## [What you need to do]
Reproduce the records below in full and exactly, without their images.

(Saved entries)
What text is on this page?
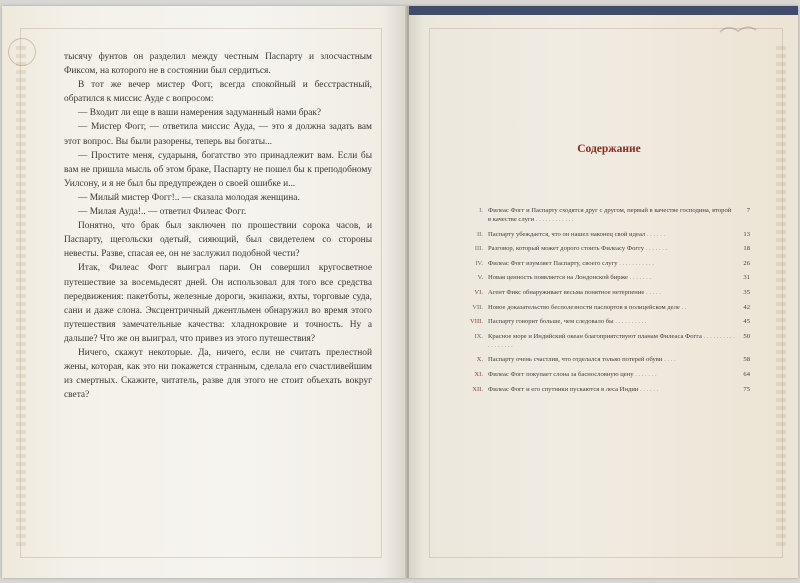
тысячу фунтов он разделил между честным Паспарту и злосчастным Фиксом, на которого не в состоянии был сердиться.

В тот же вечер мистер Фогг, всегда спокойный и бесстрастный, обратился к миссис Ауде с вопросом:

— Входит ли еще в ваши намерения задуманный нами брак?

— Мистер Фогг, — ответила миссис Ауда, — это я должна задать вам этот вопрос. Вы были разорены, теперь вы богаты...

— Простите меня, сударыня, богатство это принадлежит вам. Если бы вам не пришла мысль об этом браке, Паспарту не пошел бы к преподобному Уилсону, и я не был бы предупрежден о своей ошибке и...

— Милый мистер Фогг!.. — сказала молодая женщина.

— Милая Ауда!.. — ответил Филеас Фогг.

Понятно, что брак был заключен по прошествии сорока часов, и Паспарту, щегольски одетый, сияющий, был свидетелем со стороны невесты. Разве, спасая ее, он не заслужил подобной чести?

Итак, Филеас Фогг выиграл пари. Он совершил кругосветное путешествие за восемьдесят дней. Он использовал для того все средства передвижения: пакетботы, железные дороги, экипажи, яхты, торговые суда, сани и даже слона. Эксцентричный джентльмен обнаружил во время этого путешествия замечательные качества: хладнокровие и точность. Ну а дальше? Что же он выиграл, что привез из этого путешествия?

Ничего, скажут некоторые. Да, ничего, если не считать прелестной жены, которая, как это ни покажется странным, сделала его счастливейшим из смертных. Скажите, читатель, разве для этого не стоит объехать вокруг света?

Содержание
I. Филеас Фогг и Паспарту сходятся друг с другом, первый в качестве господина, второй в качестве слуги . . . . . . . . . . . .
7
II. Паспарту убеждается, что он нашел наконец свой идеал . . . . . .	13
III. Разговор, который может дорого стоить Филеасу Фоггу . . . . . . .	18
IV. Филеас Фогг изумляет Паспарту, своего слугу . . . . . . . . . . .	26
V. Новая ценность появляется на Лондонской бирже . . . . . . .	31
VI. Агент Фикс обнаруживает весьма понятное нетерпение . . . . .	35
VII. Новое доказательство бесполезности паспортов в полицейском деле . .	42
VIII. Паспарту говорит больше, чем следовало бы . . . . . . . . . .	45
IX. Красное море и Индийский океан благоприятствуют планам Филеаса Фогга . . . . . . . . . . . . . . . . . .
50
X. Паспарту очень счастлив, что отделался только потерей обуви . . . .	58
XI. Филеас Фогг покупает слона за баснословную цену . . . . . . .	64
XII. Филеас Фогг и его спутники пускаются в леса Индии . . . . . .	75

## [Answer for the task]
What text is on this page?
тысячу фунтов он разделил между честным Паспарту и злосчастным Фиксом, на которого не в состоянии был сердиться.

В тот же вечер мистер Фогг, всегда спокойный и бесстрастный, обратился к миссис Ауде с вопросом:

— Входит ли еще в ваши намерения задуманный нами брак?

— Мистер Фогг, — ответила миссис Ауда, — это я должна задать вам этот вопрос. Вы были разорены, теперь вы богаты...

— Простите меня, сударыня, богатство это принадлежит вам. Если бы вам не пришла мысль об этом браке, Паспарту не пошел бы к преподобному Уилсону, и я не был бы предупрежден о своей ошибке и...

— Милый мистер Фогг!.. — сказала молодая женщина.

— Милая Ауда!.. — ответил Филеас Фогг.

Понятно, что брак был заключен по прошествии сорока часов, и Паспарту, щегольски одетый, сияющий, был свидетелем со стороны невесты. Разве, спасая ее, он не заслужил подобной чести?

Итак, Филеас Фогг выиграл пари. Он совершил кругосветное путешествие за восемьдесят дней. Он использовал для того все средства передвижения: пакетботы, железные дороги, экипажи, яхты, торговые суда, сани и даже слона. Эксцентричный джентльмен обнаружил во время этого путешествия замечательные качества: хладнокровие и точность. Ну а дальше? Что же он выиграл, что привез из этого путешествия?

Ничего, скажут некоторые. Да, ничего, если не считать прелестной жены, которая, как это ни покажется странным, сделала его счастливейшим из смертных. Скажите, читатель, разве для этого не стоит объехать вокруг света?

Содержание
I. Филеас Фогг и Паспарту сходятся друг с другом, первый в качестве господина, второй в качестве слуги . . . . . . . . . . . .
7
II. Паспарту убеждается, что он нашел наконец свой идеал . . . . . .	13
III. Разговор, который может дорого стоить Филеасу Фоггу . . . . . . .	18
IV. Филеас Фогг изумляет Паспарту, своего слугу . . . . . . . . . . .	26
V. Новая ценность появляется на Лондонской бирже . . . . . . .	31
VI. Агент Фикс обнаруживает весьма понятное нетерпение . . . . .	35
VII. Новое доказательство бесполезности паспортов в полицейском деле . .	42
VIII. Паспарту говорит больше, чем следовало бы . . . . . . . . . .	45
IX. Красное море и Индийский океан благоприятствуют планам Филеаса Фогга . . . . . . . . . . . . . . . . . .
50
X. Паспарту очень счастлив, что отделался только потерей обуви . . . .	58
XI. Филеас Фогг покупает слона за баснословную цену . . . . . . .	64
XII. Филеас Фогг и его спутники пускаются в леса Индии . . . . . .	75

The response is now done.